Dataset listings of figures:
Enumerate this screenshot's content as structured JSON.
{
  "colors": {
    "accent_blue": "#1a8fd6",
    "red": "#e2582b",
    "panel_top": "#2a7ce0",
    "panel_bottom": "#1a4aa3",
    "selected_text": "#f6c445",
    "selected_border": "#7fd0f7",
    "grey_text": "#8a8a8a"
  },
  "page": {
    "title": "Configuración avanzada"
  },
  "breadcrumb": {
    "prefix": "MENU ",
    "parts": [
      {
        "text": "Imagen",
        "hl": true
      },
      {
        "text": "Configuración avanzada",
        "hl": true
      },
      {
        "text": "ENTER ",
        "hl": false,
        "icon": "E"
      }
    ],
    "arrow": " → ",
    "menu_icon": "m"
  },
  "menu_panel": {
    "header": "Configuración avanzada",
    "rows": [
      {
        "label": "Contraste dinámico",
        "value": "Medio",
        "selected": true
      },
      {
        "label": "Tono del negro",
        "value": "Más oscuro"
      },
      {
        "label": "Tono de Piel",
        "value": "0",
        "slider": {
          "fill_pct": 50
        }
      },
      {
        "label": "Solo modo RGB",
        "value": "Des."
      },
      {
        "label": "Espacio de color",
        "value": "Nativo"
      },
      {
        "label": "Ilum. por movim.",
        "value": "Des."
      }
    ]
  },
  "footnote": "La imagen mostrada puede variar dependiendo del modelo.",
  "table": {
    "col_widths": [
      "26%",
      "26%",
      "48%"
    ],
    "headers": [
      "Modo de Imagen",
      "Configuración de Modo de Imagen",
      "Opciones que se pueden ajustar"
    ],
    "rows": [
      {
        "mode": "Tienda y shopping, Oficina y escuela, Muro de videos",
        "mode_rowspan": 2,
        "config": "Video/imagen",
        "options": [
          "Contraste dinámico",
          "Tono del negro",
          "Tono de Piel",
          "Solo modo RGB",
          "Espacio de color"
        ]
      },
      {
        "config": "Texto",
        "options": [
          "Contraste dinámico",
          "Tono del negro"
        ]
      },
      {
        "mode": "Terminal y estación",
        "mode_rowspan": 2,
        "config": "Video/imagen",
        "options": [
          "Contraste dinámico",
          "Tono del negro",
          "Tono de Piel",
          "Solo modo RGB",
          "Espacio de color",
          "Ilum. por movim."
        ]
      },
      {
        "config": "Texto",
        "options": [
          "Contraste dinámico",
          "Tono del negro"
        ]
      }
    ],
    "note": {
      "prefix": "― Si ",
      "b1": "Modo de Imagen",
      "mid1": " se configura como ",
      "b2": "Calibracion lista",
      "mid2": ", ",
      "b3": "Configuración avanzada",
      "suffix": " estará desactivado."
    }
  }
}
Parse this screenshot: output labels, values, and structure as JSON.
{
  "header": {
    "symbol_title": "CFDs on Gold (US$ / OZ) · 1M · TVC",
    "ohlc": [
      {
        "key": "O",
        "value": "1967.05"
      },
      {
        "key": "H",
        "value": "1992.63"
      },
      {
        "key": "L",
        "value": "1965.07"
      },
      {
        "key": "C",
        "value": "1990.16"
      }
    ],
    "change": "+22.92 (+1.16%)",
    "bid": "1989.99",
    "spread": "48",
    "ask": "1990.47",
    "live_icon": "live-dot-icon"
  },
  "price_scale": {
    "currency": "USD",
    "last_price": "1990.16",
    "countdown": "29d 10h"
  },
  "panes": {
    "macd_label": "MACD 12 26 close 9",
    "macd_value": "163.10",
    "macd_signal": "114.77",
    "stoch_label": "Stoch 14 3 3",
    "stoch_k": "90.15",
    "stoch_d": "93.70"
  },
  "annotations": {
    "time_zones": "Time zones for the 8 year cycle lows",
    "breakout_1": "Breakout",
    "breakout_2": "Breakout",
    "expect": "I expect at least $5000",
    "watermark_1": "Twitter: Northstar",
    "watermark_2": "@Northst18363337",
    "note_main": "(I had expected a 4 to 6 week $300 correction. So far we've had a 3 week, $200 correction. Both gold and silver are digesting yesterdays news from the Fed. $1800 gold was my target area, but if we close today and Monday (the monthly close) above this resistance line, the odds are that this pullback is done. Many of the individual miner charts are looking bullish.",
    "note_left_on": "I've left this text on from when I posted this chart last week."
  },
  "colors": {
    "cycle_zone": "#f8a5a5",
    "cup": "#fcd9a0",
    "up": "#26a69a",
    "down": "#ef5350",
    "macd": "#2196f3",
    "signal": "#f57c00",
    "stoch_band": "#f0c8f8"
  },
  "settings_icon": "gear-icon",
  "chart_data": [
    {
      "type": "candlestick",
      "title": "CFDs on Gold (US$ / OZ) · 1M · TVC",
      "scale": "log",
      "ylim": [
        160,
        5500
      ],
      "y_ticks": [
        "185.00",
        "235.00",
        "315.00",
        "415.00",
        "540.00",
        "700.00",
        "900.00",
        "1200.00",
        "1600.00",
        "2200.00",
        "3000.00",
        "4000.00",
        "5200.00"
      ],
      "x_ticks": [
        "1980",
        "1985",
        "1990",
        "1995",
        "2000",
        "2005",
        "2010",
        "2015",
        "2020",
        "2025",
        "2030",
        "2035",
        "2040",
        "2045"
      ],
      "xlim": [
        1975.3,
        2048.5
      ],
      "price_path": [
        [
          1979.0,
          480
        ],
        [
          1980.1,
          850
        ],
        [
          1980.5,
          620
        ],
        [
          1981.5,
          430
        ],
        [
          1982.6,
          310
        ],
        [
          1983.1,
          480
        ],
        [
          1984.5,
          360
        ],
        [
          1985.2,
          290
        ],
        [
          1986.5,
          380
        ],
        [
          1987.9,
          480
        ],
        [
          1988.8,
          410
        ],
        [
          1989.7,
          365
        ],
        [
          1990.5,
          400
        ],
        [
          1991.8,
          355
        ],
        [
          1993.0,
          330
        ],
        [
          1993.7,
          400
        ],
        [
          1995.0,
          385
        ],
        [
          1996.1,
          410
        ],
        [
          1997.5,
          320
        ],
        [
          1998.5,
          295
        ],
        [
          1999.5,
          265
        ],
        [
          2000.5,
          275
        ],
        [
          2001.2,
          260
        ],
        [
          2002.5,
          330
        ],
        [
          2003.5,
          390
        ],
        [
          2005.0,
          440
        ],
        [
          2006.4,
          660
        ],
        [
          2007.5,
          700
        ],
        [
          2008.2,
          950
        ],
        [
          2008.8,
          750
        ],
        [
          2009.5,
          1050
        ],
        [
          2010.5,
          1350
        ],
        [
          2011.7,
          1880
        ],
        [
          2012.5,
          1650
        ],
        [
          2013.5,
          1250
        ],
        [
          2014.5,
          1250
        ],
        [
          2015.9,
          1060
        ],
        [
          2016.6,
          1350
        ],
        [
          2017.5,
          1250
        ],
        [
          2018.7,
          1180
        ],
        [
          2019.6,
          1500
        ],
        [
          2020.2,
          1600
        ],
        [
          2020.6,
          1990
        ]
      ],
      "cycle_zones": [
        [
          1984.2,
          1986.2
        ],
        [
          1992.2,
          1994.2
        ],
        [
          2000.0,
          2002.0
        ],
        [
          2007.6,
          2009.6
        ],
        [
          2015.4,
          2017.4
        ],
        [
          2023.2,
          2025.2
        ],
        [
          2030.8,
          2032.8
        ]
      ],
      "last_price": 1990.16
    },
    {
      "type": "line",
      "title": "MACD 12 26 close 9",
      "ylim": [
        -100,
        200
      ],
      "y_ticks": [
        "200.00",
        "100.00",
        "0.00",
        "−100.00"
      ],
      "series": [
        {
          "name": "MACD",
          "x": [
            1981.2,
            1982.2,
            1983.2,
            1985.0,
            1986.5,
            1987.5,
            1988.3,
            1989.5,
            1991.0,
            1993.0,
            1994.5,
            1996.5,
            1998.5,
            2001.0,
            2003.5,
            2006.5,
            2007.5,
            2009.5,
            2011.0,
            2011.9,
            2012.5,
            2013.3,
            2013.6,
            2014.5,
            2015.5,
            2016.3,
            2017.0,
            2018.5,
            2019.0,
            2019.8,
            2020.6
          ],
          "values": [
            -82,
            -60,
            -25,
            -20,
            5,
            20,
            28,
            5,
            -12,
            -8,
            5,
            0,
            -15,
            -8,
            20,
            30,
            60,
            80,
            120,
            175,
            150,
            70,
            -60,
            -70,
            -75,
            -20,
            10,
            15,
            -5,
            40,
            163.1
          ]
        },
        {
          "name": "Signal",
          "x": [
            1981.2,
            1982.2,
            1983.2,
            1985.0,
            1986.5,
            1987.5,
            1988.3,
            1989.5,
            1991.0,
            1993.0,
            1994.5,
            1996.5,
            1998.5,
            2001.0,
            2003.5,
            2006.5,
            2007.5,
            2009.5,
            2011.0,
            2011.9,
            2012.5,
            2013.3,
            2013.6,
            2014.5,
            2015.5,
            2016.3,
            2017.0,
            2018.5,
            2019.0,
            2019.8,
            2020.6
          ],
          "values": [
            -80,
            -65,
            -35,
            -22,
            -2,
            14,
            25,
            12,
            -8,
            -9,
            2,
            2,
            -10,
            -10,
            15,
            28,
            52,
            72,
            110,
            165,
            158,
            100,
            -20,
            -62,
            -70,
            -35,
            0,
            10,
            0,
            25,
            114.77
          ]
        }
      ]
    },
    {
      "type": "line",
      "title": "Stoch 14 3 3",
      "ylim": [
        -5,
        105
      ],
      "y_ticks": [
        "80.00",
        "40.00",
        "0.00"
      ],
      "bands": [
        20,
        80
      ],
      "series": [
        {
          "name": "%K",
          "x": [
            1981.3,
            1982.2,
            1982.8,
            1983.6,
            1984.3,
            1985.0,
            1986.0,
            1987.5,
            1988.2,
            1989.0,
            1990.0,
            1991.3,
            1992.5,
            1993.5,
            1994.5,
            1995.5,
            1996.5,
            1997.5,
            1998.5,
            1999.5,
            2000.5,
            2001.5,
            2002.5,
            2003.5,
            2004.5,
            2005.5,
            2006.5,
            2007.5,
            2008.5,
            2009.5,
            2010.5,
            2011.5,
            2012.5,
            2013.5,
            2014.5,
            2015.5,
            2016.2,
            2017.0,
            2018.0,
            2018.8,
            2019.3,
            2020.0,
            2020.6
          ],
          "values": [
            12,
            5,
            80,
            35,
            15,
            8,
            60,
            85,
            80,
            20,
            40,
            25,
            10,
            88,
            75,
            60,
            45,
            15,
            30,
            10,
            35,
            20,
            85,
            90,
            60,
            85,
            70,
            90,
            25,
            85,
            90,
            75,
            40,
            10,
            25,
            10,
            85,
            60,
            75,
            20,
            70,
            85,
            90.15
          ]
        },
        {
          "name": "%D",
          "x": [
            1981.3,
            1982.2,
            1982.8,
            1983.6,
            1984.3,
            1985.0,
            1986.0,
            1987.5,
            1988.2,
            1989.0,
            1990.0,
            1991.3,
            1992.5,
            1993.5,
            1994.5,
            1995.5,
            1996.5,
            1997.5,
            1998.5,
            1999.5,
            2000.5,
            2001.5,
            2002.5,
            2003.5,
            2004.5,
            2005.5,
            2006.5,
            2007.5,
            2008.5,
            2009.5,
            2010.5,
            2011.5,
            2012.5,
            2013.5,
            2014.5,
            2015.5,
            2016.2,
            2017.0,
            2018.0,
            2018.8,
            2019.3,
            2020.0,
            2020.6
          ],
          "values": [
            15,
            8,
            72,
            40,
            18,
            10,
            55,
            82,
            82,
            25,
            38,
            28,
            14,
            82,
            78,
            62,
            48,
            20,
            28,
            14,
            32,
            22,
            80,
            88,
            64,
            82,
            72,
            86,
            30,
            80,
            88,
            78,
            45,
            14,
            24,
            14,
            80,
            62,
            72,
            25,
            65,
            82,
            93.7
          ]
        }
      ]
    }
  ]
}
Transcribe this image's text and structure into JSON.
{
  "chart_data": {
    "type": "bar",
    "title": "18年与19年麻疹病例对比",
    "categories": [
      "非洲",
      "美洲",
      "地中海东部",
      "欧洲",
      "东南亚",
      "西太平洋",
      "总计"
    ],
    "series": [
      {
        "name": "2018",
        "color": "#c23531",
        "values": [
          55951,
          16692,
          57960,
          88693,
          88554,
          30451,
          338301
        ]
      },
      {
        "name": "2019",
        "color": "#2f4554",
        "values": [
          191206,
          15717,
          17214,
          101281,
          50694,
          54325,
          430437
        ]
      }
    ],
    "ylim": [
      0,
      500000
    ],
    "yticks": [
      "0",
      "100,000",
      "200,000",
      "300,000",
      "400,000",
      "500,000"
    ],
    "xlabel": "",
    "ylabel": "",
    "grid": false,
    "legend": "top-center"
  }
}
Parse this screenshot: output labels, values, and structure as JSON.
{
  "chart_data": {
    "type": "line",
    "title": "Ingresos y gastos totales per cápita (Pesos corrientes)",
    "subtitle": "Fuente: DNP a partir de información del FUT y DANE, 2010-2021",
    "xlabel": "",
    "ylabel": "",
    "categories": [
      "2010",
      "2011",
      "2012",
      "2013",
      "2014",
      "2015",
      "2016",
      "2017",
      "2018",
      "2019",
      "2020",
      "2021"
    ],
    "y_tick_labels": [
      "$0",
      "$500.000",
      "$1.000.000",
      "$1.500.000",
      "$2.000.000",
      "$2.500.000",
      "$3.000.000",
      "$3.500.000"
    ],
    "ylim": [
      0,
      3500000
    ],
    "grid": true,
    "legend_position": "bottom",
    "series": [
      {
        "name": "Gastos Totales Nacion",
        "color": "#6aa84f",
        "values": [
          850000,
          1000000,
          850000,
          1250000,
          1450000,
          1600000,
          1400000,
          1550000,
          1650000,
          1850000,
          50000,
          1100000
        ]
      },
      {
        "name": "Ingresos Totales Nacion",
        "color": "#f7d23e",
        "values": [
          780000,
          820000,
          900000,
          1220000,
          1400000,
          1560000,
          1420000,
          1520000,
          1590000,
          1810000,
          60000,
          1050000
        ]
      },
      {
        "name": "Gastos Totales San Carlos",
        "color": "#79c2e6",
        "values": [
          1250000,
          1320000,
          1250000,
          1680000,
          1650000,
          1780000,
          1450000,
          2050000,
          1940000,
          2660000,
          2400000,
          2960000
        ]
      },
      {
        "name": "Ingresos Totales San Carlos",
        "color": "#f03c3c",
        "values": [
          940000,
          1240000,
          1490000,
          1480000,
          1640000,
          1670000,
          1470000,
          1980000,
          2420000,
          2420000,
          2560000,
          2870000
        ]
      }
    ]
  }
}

PROBLEM DESCRIPTION:
Scan the material above for the string "Ingresos" and report each line where you find it.

THE ANSWER:
    "title": "Ingresos y gastos totales per cápita (Pesos corrientes)",
        "name": "Ingresos Totales Nacion",
        "name": "Ingresos Totales San Carlos",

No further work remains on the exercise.